YOUR TASK: Report how many lines contain "Investimento", with no other words.

-=-=-=-=-

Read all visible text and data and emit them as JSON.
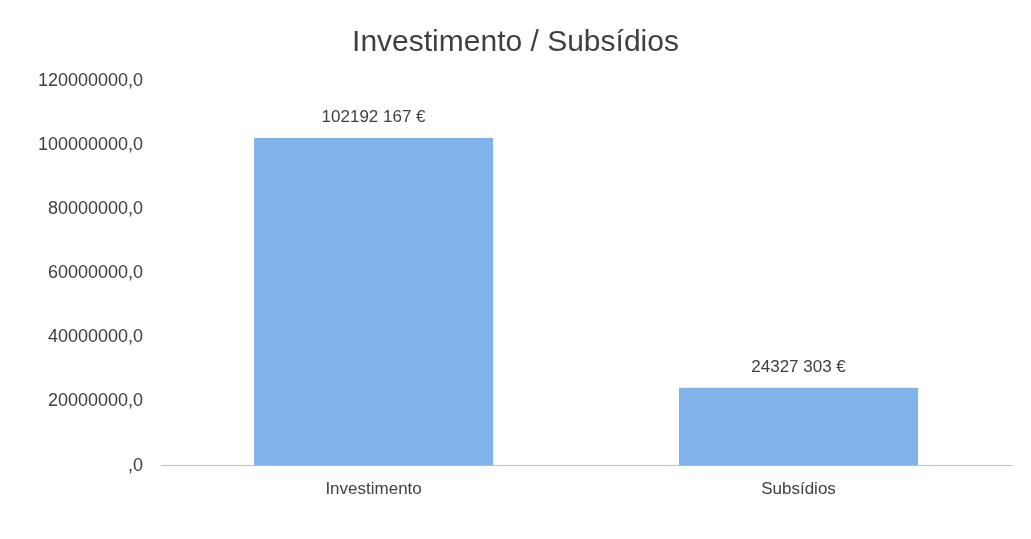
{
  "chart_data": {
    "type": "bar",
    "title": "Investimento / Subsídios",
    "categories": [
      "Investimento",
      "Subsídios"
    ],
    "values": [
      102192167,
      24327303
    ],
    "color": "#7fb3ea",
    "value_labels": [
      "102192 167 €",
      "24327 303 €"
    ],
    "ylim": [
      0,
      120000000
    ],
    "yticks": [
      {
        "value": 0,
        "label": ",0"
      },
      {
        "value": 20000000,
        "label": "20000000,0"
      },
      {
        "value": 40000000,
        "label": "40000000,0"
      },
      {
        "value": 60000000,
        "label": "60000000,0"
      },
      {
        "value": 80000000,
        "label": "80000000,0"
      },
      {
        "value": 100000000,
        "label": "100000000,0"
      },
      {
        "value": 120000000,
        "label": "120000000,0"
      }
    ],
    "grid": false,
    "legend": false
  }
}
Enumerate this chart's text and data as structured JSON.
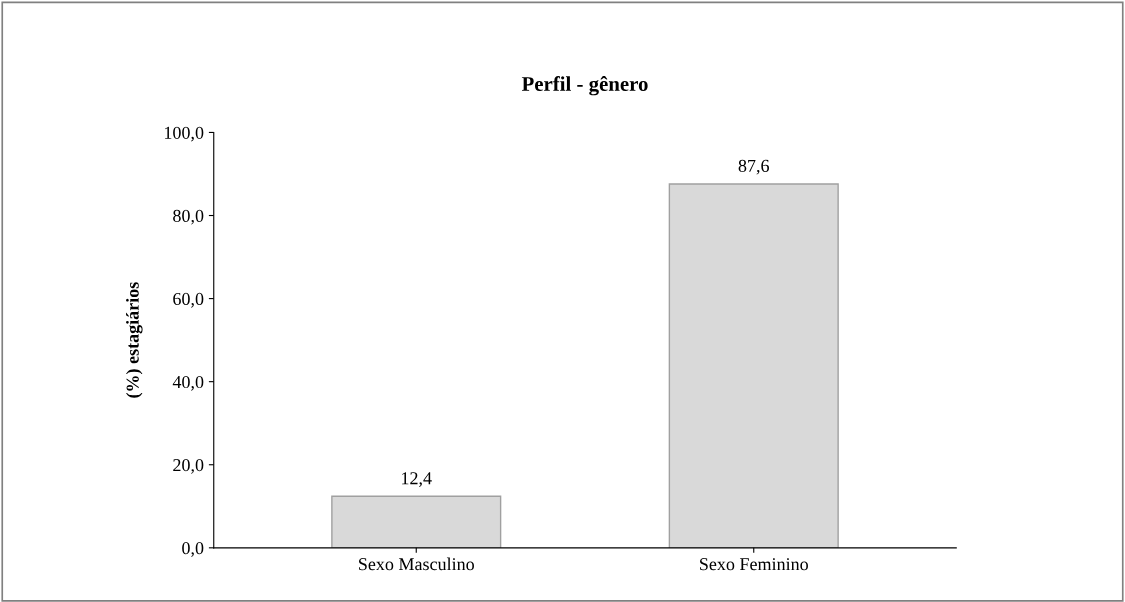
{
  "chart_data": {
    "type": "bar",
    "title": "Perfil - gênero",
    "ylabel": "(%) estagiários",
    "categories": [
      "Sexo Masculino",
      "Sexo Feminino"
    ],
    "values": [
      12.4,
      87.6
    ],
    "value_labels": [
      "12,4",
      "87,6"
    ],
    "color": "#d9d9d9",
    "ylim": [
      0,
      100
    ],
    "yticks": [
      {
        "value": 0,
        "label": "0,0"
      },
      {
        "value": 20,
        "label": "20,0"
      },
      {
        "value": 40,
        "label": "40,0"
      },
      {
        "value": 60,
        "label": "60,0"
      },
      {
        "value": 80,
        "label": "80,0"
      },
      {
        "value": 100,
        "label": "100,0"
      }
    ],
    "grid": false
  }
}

-=-=-=-=-

RESULT: 2